**Items listed in a dataset**
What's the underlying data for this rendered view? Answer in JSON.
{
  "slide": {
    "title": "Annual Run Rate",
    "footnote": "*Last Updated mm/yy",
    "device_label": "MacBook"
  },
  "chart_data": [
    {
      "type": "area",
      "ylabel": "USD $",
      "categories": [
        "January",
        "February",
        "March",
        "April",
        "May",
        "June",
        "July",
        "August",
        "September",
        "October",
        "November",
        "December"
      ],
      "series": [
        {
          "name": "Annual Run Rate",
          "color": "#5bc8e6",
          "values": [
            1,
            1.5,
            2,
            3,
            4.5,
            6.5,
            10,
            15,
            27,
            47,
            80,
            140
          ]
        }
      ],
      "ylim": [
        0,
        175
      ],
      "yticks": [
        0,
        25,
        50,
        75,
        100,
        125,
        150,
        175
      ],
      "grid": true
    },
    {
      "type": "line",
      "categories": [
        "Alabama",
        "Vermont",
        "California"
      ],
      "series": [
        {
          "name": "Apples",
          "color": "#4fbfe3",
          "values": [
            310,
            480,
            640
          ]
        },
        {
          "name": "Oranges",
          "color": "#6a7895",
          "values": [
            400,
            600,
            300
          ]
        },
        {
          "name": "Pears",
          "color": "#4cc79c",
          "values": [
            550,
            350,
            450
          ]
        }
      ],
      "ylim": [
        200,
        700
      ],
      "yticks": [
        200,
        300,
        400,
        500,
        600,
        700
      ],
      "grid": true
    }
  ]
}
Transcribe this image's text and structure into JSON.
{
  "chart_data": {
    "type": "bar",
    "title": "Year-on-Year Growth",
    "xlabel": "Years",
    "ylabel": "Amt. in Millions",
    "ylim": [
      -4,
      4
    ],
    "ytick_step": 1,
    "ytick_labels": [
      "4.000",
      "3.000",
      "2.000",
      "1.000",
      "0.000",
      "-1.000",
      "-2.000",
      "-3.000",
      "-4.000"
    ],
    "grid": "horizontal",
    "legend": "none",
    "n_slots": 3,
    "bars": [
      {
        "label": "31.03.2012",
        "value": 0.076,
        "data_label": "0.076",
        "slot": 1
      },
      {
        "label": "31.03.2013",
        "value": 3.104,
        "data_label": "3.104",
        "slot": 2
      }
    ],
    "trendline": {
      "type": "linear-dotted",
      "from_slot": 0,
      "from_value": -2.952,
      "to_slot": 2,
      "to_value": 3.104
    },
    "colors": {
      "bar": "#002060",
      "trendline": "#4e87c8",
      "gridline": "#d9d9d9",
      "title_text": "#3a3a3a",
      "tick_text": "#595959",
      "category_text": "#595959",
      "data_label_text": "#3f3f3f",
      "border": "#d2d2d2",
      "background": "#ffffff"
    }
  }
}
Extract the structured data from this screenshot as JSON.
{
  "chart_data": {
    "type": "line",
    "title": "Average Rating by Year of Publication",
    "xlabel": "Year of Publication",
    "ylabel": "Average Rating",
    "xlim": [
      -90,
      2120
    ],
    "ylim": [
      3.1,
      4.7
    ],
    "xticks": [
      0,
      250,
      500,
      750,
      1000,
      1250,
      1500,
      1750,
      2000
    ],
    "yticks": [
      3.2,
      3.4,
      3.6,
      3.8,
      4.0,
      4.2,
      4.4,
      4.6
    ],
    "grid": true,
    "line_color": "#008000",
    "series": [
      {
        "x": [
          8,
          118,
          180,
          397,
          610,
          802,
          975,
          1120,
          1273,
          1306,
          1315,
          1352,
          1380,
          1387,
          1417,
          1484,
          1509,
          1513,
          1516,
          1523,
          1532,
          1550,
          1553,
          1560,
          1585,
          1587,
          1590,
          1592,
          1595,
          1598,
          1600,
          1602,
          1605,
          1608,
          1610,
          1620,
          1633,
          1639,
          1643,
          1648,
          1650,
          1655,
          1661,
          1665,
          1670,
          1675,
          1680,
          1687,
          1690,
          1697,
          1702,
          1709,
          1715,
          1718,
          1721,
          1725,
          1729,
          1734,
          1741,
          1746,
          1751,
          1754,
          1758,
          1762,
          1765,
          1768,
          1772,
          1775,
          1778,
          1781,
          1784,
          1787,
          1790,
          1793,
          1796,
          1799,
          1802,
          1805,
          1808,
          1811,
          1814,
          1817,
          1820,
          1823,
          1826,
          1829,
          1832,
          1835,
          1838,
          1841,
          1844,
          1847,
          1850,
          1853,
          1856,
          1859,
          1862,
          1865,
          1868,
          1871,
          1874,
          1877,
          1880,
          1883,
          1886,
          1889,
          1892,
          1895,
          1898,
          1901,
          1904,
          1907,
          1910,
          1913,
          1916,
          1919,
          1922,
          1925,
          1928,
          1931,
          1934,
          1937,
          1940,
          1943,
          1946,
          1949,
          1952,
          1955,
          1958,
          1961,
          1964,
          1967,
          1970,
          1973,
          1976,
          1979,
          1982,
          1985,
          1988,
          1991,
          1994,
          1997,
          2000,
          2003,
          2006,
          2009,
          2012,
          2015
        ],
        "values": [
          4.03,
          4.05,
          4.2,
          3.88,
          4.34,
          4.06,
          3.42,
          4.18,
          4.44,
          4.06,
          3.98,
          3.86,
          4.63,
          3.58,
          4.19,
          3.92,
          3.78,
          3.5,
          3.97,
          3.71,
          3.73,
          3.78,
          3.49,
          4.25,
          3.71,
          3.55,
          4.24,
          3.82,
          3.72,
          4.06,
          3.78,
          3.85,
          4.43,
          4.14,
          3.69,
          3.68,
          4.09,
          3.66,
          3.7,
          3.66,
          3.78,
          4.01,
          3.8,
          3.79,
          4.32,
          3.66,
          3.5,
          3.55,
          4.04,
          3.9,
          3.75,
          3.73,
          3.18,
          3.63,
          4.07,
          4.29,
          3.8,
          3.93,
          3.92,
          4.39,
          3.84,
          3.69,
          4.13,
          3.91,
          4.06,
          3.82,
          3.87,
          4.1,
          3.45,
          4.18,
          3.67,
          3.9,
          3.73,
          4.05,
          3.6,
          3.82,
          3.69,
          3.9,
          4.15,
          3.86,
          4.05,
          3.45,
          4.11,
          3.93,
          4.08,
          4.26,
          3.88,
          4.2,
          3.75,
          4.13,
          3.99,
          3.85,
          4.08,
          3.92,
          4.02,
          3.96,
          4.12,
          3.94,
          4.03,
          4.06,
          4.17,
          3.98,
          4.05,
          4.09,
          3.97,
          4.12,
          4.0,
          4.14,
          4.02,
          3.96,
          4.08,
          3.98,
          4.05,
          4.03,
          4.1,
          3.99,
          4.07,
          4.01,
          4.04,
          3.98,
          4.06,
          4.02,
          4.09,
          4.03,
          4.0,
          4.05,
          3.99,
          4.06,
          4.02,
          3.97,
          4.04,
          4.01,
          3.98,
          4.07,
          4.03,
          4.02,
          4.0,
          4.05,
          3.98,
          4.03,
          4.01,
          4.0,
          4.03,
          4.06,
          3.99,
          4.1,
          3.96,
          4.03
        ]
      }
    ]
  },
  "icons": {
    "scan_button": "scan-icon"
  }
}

**Aim of the task**
Scan the material above. Copy each line where "ylabel" occurs.

**Reply to the task**
      "ylabel": "USD $",
    "ylabel": "Amt. in Millions",
    "ylabel": "Average Rating",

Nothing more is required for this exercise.